What you should do: Write out the lines of the items below as a numbered list, skipping any blank lines.

══ Data entries

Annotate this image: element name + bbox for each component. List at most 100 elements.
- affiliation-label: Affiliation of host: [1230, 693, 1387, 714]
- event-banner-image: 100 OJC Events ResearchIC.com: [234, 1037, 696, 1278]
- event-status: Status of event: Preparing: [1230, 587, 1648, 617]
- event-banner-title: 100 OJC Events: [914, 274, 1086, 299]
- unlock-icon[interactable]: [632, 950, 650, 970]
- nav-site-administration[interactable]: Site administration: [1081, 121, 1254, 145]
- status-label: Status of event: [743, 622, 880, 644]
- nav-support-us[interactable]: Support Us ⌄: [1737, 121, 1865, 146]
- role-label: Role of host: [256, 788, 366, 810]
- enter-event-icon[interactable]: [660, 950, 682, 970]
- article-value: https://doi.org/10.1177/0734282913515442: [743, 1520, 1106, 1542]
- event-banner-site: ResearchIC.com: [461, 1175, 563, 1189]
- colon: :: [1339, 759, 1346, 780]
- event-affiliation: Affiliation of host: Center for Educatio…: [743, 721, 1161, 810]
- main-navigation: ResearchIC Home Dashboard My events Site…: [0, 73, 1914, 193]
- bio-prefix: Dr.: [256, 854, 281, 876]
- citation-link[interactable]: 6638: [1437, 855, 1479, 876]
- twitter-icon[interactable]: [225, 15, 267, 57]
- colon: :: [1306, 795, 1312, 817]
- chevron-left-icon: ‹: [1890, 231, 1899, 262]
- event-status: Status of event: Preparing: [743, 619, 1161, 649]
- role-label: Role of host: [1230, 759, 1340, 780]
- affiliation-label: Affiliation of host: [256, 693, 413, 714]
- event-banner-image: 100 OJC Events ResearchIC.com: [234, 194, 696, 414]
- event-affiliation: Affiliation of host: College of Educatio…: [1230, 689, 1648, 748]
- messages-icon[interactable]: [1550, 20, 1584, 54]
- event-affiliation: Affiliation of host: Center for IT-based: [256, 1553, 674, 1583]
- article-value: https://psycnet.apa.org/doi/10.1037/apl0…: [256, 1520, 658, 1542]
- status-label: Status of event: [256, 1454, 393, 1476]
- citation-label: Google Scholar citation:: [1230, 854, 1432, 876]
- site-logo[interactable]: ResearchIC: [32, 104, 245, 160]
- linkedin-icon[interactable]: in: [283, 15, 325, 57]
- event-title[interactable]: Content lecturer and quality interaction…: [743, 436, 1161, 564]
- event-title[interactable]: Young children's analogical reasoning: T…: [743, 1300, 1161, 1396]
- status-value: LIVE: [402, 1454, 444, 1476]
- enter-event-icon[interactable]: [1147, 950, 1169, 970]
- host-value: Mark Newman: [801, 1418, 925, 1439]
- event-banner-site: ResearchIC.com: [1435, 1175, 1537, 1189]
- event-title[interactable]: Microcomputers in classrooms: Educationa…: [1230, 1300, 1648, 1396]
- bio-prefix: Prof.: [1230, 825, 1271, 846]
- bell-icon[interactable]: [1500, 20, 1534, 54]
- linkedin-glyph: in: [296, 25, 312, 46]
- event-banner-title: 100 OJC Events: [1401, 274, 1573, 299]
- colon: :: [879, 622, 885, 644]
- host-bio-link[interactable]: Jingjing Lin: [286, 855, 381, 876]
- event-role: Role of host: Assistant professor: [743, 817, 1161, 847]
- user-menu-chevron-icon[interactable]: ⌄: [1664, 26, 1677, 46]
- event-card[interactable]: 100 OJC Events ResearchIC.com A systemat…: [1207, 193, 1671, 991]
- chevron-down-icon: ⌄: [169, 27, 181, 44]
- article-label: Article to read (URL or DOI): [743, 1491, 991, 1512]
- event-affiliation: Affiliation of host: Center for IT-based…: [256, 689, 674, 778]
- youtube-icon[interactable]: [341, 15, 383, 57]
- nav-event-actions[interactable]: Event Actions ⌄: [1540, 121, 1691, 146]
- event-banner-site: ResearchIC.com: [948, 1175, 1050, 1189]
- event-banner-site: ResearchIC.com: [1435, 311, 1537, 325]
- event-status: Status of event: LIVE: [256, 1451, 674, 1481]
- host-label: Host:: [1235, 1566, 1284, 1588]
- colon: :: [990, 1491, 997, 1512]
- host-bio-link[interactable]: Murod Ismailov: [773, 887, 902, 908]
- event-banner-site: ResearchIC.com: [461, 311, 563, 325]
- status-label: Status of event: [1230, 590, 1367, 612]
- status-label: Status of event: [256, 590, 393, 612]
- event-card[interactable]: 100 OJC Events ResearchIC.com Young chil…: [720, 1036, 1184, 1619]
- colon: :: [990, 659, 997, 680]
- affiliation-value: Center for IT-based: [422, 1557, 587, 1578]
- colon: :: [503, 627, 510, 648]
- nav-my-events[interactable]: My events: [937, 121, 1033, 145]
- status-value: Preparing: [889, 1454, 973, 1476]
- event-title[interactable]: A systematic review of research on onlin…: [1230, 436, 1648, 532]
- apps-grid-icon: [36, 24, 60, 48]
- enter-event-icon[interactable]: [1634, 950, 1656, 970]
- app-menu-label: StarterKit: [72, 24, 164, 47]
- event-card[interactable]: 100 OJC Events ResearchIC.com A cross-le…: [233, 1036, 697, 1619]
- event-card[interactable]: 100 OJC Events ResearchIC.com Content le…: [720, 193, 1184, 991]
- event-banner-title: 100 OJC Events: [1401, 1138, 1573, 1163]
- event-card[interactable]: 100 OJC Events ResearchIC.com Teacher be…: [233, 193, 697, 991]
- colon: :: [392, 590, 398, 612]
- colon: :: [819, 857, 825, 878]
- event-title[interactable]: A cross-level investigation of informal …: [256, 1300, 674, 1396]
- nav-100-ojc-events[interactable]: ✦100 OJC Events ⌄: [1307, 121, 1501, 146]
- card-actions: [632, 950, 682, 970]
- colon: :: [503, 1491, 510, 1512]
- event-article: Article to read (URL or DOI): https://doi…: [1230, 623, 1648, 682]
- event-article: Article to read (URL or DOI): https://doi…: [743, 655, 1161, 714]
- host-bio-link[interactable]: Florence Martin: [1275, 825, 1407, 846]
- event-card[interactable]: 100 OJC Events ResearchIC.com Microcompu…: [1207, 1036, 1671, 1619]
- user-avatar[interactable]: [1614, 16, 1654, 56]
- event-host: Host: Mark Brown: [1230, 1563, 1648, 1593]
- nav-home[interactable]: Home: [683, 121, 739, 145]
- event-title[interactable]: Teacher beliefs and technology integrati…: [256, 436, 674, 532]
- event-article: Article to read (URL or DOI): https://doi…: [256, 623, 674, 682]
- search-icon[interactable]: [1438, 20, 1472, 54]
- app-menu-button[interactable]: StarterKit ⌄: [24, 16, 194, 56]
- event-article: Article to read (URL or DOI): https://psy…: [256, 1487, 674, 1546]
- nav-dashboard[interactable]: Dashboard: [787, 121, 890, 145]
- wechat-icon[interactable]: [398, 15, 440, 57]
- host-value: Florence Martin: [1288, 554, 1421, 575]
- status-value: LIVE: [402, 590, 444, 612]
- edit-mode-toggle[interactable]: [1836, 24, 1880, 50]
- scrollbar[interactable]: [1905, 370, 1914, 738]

════

Complete output:
1. Annotate this image: element name + bbox for each component. List at most 100 elements.
2. - affiliation-label: Affiliation of host: [1230, 693, 1387, 714]
3. - event-banner-image: 100 OJC Events ResearchIC.com: [234, 1037, 696, 1278]
4. - event-status: Status of event: Preparing: [1230, 587, 1648, 617]
5. - event-banner-title: 100 OJC Events: [914, 274, 1086, 299]
6. - unlock-icon[interactable]: [632, 950, 650, 970]
7. - nav-site-administration[interactable]: Site administration: [1081, 121, 1254, 145]
8. - status-label: Status of event: [743, 622, 880, 644]
9. - nav-support-us[interactable]: Support Us ⌄: [1737, 121, 1865, 146]
10. - role-label: Role of host: [256, 788, 366, 810]
11. - enter-event-icon[interactable]: [660, 950, 682, 970]
12. - article-value: https://doi.org/10.1177/0734282913515442: [743, 1520, 1106, 1542]
13. - event-banner-site: ResearchIC.com: [461, 1175, 563, 1189]
14. - colon: :: [1339, 759, 1346, 780]
15. - event-affiliation: Affiliation of host: Center for Educatio…: [743, 721, 1161, 810]
16. - main-navigation: ResearchIC Home Dashboard My events Site…: [0, 73, 1914, 193]
17. - bio-prefix: Dr.: [256, 854, 281, 876]
18. - citation-link[interactable]: 6638: [1437, 855, 1479, 876]
19. - twitter-icon[interactable]: [225, 15, 267, 57]
20. - colon: :: [1306, 795, 1312, 817]
21. - chevron-left-icon: ‹: [1890, 231, 1899, 262]
22. - event-status: Status of event: Preparing: [743, 619, 1161, 649]
23. - role-label: Role of host: [1230, 759, 1340, 780]
24. - affiliation-label: Affiliation of host: [256, 693, 413, 714]
25. - event-banner-image: 100 OJC Events ResearchIC.com: [234, 194, 696, 414]
26. - event-affiliation: Affiliation of host: College of Educatio…: [1230, 689, 1648, 748]
27. - messages-icon[interactable]: [1550, 20, 1584, 54]
28. - event-affiliation: Affiliation of host: Center for IT-based: [256, 1553, 674, 1583]
29. - article-value: https://psycnet.apa.org/doi/10.1037/apl0…: [256, 1520, 658, 1542]
30. - status-label: Status of event: [256, 1454, 393, 1476]
31. - citation-label: Google Scholar citation:: [1230, 854, 1432, 876]
32. - site-logo[interactable]: ResearchIC: [32, 104, 245, 160]
33. - linkedin-icon[interactable]: in: [283, 15, 325, 57]
34. - event-title[interactable]: Content lecturer and quality interaction…: [743, 436, 1161, 564]
35. - event-title[interactable]: Young children's analogical reasoning: T…: [743, 1300, 1161, 1396]
36. - status-value: LIVE: [402, 1454, 444, 1476]
37. - enter-event-icon[interactable]: [1147, 950, 1169, 970]
38. - host-value: Mark Newman: [801, 1418, 925, 1439]
39. - event-banner-site: ResearchIC.com: [1435, 1175, 1537, 1189]
40. - event-title[interactable]: Microcomputers in classrooms: Educationa…: [1230, 1300, 1648, 1396]
41. - bio-prefix: Prof.: [1230, 825, 1271, 846]
42. - bell-icon[interactable]: [1500, 20, 1534, 54]
43. - linkedin-glyph: in: [296, 25, 312, 46]
44. - event-banner-title: 100 OJC Events: [1401, 274, 1573, 299]
45. - colon: :: [879, 622, 885, 644]
46. - host-bio-link[interactable]: Jingjing Lin: [286, 855, 381, 876]
47. - event-role: Role of host: Assistant professor: [743, 817, 1161, 847]
48. - user-menu-chevron-icon[interactable]: ⌄: [1664, 26, 1677, 46]
49. - event-card[interactable]: 100 OJC Events ResearchIC.com A systemat…: [1207, 193, 1671, 991]
50. - chevron-down-icon: ⌄: [169, 27, 181, 44]
51. - article-label: Article to read (URL or DOI): [743, 1491, 991, 1512]
52. - event-affiliation: Affiliation of host: Center for IT-based…: [256, 689, 674, 778]
53. - youtube-icon[interactable]: [341, 15, 383, 57]
54. - nav-event-actions[interactable]: Event Actions ⌄: [1540, 121, 1691, 146]
55. - event-banner-site: ResearchIC.com: [948, 1175, 1050, 1189]
56. - event-banner-site: ResearchIC.com: [1435, 311, 1537, 325]
57. - event-status: Status of event: LIVE: [256, 1451, 674, 1481]
58. - host-label: Host:: [1235, 1566, 1284, 1588]
59. - colon: :: [990, 1491, 997, 1512]
60. - host-bio-link[interactable]: Murod Ismailov: [773, 887, 902, 908]
61. - event-banner-site: ResearchIC.com: [461, 311, 563, 325]
62. - status-label: Status of event: [1230, 590, 1367, 612]
63. - status-label: Status of event: [256, 590, 393, 612]
64. - event-card[interactable]: 100 OJC Events ResearchIC.com Young chil…: [720, 1036, 1184, 1619]
65. - colon: :: [990, 659, 997, 680]
66. - affiliation-value: Center for IT-based: [422, 1557, 587, 1578]
67. - colon: :: [503, 627, 510, 648]
68. - nav-my-events[interactable]: My events: [937, 121, 1033, 145]
69. - status-value: Preparing: [889, 1454, 973, 1476]
70. - event-title[interactable]: A systematic review of research on onlin…: [1230, 436, 1648, 532]
71. - apps-grid-icon: [36, 24, 60, 48]
72. - enter-event-icon[interactable]: [1634, 950, 1656, 970]
73. - app-menu-label: StarterKit: [72, 24, 164, 47]
74. - event-card[interactable]: 100 OJC Events ResearchIC.com A cross-le…: [233, 1036, 697, 1619]
75. - event-card[interactable]: 100 OJC Events ResearchIC.com Content le…: [720, 193, 1184, 991]
76. - event-banner-title: 100 OJC Events: [1401, 1138, 1573, 1163]
77. - event-card[interactable]: 100 OJC Events ResearchIC.com Teacher be…: [233, 193, 697, 991]
78. - colon: :: [392, 590, 398, 612]
79. - colon: :: [819, 857, 825, 878]
80. - event-title[interactable]: A cross-level investigation of informal …: [256, 1300, 674, 1396]
81. - nav-100-ojc-events[interactable]: ✦100 OJC Events ⌄: [1307, 121, 1501, 146]
82. - card-actions: [632, 950, 682, 970]
83. - colon: :: [503, 1491, 510, 1512]
84. - event-article: Article to read (URL or DOI): https://doi…: [1230, 623, 1648, 682]
85. - event-article: Article to read (URL or DOI): https://doi…: [743, 655, 1161, 714]
86. - host-bio-link[interactable]: Florence Martin: [1275, 825, 1407, 846]
87. - event-card[interactable]: 100 OJC Events ResearchIC.com Microcompu…: [1207, 1036, 1671, 1619]
88. - user-avatar[interactable]: [1614, 16, 1654, 56]
89. - event-host: Host: Mark Brown: [1230, 1563, 1648, 1593]
90. - nav-home[interactable]: Home: [683, 121, 739, 145]
91. - event-title[interactable]: Teacher beliefs and technology integrati…: [256, 436, 674, 532]
92. - event-article: Article to read (URL or DOI): https://doi…: [256, 623, 674, 682]
93. - search-icon[interactable]: [1438, 20, 1472, 54]
94. - app-menu-button[interactable]: StarterKit ⌄: [24, 16, 194, 56]
95. - event-article: Article to read (URL or DOI): https://psy…: [256, 1487, 674, 1546]
96. - nav-dashboard[interactable]: Dashboard: [787, 121, 890, 145]
97. - wechat-icon[interactable]: [398, 15, 440, 57]
98. - host-value: Florence Martin: [1288, 554, 1421, 575]
99. - status-value: LIVE: [402, 590, 444, 612]
100. - edit-mode-toggle[interactable]: [1836, 24, 1880, 50]
101. - scrollbar[interactable]: [1905, 370, 1914, 738]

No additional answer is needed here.